■ Your task
Gather from the material every line that contains the string "Azizah".

——————

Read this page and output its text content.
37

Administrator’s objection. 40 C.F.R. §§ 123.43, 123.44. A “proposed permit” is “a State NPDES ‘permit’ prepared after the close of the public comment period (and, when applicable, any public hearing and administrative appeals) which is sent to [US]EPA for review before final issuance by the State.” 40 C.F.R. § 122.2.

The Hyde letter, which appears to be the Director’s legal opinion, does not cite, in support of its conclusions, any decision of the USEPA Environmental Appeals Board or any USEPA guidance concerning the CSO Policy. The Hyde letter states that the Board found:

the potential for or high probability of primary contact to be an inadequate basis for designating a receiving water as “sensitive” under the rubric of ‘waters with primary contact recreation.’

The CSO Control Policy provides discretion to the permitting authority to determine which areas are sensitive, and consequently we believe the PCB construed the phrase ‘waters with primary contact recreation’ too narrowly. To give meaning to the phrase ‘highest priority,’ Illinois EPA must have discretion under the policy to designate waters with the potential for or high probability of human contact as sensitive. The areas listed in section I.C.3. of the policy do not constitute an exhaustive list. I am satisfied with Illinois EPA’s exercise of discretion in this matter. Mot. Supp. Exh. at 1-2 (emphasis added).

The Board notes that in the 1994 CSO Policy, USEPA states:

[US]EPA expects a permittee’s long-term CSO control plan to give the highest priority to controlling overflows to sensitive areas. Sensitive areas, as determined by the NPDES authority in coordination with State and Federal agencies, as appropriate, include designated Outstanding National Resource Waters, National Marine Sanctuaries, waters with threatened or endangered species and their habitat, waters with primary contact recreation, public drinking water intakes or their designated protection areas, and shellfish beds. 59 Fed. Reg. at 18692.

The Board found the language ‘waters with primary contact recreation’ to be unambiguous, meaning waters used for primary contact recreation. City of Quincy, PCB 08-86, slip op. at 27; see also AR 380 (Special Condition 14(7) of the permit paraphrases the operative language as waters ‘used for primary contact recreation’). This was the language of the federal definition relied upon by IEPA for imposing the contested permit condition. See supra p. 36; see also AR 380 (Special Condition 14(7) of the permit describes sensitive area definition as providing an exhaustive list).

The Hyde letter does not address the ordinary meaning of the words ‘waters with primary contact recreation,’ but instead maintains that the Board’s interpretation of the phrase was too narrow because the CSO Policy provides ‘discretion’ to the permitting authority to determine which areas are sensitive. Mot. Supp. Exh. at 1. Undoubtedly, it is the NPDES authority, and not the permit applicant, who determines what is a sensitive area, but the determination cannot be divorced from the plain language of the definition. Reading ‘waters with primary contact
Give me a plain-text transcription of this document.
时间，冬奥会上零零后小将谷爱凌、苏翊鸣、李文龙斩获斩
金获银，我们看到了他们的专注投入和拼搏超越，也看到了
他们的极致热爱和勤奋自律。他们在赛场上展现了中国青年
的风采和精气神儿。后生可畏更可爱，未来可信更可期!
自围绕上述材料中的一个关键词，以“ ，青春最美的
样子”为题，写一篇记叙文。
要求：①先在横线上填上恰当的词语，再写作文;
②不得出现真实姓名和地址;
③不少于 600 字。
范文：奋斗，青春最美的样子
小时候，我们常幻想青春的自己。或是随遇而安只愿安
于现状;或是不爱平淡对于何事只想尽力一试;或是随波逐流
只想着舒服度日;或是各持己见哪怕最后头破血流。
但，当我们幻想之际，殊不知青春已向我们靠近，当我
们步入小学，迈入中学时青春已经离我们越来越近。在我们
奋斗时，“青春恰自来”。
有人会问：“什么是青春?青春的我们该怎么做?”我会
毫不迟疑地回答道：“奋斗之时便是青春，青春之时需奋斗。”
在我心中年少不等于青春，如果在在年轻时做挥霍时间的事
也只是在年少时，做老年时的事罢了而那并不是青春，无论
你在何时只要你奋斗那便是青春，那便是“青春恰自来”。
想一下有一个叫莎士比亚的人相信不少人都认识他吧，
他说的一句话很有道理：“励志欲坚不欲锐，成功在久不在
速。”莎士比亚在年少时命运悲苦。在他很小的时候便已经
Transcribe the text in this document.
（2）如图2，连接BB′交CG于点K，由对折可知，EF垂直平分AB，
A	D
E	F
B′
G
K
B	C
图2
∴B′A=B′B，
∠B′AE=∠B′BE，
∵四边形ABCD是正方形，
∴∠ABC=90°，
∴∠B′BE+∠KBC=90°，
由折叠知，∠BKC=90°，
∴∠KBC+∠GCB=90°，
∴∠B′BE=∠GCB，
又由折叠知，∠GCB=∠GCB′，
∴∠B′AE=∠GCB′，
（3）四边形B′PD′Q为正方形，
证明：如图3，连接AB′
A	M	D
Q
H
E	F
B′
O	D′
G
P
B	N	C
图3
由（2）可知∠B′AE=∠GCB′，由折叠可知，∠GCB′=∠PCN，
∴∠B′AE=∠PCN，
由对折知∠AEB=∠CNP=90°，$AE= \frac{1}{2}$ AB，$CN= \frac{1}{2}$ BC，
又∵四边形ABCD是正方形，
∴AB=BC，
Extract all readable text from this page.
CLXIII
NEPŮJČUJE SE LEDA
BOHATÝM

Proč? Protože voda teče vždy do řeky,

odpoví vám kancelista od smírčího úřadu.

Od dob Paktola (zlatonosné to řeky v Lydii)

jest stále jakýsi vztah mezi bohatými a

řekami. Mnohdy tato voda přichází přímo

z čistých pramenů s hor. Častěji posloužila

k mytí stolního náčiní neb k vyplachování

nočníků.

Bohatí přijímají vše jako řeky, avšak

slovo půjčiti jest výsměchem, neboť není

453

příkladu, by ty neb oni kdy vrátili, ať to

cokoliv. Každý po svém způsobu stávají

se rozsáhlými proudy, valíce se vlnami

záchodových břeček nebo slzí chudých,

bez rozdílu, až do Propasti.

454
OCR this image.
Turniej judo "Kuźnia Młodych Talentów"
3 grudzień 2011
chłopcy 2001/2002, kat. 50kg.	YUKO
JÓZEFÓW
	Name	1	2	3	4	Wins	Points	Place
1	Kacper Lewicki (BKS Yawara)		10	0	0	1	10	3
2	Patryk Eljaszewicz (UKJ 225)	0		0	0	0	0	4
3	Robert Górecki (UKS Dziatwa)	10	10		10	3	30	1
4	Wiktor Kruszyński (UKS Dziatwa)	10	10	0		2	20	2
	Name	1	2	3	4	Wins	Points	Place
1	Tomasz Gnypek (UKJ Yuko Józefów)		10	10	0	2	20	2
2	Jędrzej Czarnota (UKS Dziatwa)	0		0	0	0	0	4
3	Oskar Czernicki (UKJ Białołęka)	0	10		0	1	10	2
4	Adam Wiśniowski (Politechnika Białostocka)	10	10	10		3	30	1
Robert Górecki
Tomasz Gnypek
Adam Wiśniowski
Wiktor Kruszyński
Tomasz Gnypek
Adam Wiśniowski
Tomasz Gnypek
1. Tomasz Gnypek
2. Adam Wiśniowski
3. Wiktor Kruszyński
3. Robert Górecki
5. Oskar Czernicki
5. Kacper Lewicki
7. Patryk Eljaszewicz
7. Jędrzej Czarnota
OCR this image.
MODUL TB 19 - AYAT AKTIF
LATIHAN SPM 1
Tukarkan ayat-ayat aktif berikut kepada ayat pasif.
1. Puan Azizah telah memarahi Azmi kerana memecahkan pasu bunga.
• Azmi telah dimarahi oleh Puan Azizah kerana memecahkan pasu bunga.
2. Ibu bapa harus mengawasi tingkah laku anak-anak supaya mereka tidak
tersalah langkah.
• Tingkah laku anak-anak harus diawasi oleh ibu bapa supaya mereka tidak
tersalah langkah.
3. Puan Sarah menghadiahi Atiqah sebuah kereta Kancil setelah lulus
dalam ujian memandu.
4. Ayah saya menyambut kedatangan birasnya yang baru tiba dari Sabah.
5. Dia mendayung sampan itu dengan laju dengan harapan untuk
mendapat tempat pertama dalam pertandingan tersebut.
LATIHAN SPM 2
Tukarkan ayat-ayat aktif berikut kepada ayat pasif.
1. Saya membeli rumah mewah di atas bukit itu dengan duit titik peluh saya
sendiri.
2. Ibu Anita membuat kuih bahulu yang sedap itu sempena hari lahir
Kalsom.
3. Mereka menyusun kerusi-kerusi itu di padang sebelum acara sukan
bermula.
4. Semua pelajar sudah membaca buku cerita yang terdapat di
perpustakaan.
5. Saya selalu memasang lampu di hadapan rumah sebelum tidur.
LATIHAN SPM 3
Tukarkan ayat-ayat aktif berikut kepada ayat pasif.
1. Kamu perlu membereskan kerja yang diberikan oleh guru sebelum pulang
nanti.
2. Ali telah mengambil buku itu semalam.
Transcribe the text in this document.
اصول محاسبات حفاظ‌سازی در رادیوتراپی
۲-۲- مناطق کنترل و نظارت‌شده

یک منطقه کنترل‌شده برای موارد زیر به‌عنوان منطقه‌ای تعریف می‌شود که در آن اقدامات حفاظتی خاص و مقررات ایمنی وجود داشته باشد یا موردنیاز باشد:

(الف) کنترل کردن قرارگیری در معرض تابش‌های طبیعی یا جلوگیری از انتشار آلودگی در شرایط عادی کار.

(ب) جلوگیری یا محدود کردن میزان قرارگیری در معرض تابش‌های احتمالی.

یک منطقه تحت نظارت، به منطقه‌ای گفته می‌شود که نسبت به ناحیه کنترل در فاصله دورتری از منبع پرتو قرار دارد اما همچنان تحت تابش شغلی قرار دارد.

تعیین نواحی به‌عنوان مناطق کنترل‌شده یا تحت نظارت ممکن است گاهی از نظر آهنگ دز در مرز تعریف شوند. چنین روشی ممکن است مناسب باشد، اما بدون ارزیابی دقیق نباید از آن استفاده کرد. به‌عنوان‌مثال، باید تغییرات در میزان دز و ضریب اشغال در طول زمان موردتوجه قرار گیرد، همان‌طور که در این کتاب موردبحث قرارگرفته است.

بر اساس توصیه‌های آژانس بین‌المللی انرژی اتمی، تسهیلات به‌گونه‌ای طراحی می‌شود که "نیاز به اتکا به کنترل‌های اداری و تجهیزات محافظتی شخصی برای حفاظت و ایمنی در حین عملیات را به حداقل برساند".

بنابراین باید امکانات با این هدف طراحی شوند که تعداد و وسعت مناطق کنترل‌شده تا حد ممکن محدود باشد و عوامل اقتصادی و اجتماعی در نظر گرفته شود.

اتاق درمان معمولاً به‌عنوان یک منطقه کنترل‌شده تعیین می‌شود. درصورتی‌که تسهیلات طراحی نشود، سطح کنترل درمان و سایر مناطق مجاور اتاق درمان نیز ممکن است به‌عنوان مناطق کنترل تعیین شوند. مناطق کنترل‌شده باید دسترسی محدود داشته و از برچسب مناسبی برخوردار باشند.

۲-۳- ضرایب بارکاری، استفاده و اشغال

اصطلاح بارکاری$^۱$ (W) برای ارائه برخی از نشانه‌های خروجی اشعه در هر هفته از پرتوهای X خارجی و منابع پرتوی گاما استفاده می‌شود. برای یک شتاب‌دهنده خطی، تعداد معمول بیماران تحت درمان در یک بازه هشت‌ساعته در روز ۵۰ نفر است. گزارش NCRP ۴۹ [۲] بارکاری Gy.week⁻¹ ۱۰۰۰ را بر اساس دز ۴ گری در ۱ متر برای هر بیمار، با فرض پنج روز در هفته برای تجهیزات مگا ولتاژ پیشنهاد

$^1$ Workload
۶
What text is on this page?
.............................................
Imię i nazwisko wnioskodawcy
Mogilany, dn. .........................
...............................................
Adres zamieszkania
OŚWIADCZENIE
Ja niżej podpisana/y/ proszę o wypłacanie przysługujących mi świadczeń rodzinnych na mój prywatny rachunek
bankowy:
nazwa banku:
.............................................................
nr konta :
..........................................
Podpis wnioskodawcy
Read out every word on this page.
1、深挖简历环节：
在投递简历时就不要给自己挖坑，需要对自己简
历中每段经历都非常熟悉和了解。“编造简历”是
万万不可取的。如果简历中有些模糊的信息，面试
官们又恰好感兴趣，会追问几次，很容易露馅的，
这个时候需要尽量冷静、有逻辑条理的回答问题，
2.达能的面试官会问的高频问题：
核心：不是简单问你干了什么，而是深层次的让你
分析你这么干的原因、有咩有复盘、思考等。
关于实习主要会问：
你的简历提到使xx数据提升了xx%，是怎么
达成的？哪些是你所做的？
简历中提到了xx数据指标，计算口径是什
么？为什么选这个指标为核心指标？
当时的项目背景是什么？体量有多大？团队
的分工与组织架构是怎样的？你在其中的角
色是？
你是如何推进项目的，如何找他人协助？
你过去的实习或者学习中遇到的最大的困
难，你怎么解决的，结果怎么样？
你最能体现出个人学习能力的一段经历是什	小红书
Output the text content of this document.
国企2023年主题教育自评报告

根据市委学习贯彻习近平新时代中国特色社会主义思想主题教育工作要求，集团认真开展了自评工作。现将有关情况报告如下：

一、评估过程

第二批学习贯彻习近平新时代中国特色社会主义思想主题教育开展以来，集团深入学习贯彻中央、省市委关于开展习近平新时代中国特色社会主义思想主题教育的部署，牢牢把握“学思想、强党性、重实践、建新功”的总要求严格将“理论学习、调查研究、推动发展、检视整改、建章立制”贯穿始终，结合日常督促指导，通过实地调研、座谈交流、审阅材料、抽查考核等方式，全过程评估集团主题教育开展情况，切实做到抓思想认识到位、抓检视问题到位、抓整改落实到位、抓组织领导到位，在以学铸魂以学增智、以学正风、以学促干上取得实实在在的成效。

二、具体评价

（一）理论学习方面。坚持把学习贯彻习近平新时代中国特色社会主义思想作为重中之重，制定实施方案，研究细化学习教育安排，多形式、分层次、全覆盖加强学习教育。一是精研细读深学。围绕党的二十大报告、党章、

——————

■ Correct output
1. Puan Azizah telah memarahi Azmi kerana memecahkan pasu bunga.
• Azmi telah dimarahi oleh Puan Azizah kerana memecahkan pasu bunga.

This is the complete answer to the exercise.